#### [WHAT YOU SHOULD DO]
Restate, word for word, every line of the data.

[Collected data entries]
>> BEGIN

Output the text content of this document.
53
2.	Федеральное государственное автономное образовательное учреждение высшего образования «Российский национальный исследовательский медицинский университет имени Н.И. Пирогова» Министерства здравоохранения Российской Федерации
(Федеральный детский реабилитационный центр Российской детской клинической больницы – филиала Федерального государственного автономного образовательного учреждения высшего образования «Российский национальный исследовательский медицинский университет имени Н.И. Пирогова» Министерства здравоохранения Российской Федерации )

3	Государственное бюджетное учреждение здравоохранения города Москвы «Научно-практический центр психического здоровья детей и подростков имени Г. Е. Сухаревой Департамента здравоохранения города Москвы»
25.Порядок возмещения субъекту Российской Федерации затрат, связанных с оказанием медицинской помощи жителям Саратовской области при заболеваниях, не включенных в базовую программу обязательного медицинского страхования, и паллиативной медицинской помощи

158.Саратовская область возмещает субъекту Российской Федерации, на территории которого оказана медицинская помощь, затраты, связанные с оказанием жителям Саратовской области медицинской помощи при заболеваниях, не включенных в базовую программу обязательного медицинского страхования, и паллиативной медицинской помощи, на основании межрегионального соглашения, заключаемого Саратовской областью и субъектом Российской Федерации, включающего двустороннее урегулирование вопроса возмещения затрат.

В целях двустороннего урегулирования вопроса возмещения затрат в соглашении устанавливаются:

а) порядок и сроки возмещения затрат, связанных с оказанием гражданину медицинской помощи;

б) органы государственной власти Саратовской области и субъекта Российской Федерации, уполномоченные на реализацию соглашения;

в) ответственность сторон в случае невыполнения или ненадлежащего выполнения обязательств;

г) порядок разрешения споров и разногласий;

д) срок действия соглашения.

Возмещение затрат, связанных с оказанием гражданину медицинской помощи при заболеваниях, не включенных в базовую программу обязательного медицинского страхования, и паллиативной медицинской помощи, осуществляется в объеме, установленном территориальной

>> END

#### [THE COMPLETED TASK]
Output the text content of this document.
53
2.	Федеральное государственное автономное образовательное учреждение высшего образования «Российский национальный исследовательский медицинский университет имени Н.И. Пирогова» Министерства здравоохранения Российской Федерации
(Федеральный детский реабилитационный центр Российской детской клинической больницы – филиала Федерального государственного автономного образовательного учреждения высшего образования «Российский национальный исследовательский медицинский университет имени Н.И. Пирогова» Министерства здравоохранения Российской Федерации )

3	Государственное бюджетное учреждение здравоохранения города Москвы «Научно-практический центр психического здоровья детей и подростков имени Г. Е. Сухаревой Департамента здравоохранения города Москвы»
25.Порядок возмещения субъекту Российской Федерации затрат, связанных с оказанием медицинской помощи жителям Саратовской области при заболеваниях, не включенных в базовую программу обязательного медицинского страхования, и паллиативной медицинской помощи

158.Саратовская область возмещает субъекту Российской Федерации, на территории которого оказана медицинская помощь, затраты, связанные с оказанием жителям Саратовской области медицинской помощи при заболеваниях, не включенных в базовую программу обязательного медицинского страхования, и паллиативной медицинской помощи, на основании межрегионального соглашения, заключаемого Саратовской областью и субъектом Российской Федерации, включающего двустороннее урегулирование вопроса возмещения затрат.

В целях двустороннего урегулирования вопроса возмещения затрат в соглашении устанавливаются:

а) порядок и сроки возмещения затрат, связанных с оказанием гражданину медицинской помощи;

б) органы государственной власти Саратовской области и субъекта Российской Федерации, уполномоченные на реализацию соглашения;

в) ответственность сторон в случае невыполнения или ненадлежащего выполнения обязательств;

г) порядок разрешения споров и разногласий;

д) срок действия соглашения.

Возмещение затрат, связанных с оказанием гражданину медицинской помощи при заболеваниях, не включенных в базовую программу обязательного медицинского страхования, и паллиативной медицинской помощи, осуществляется в объеме, установленном территориальной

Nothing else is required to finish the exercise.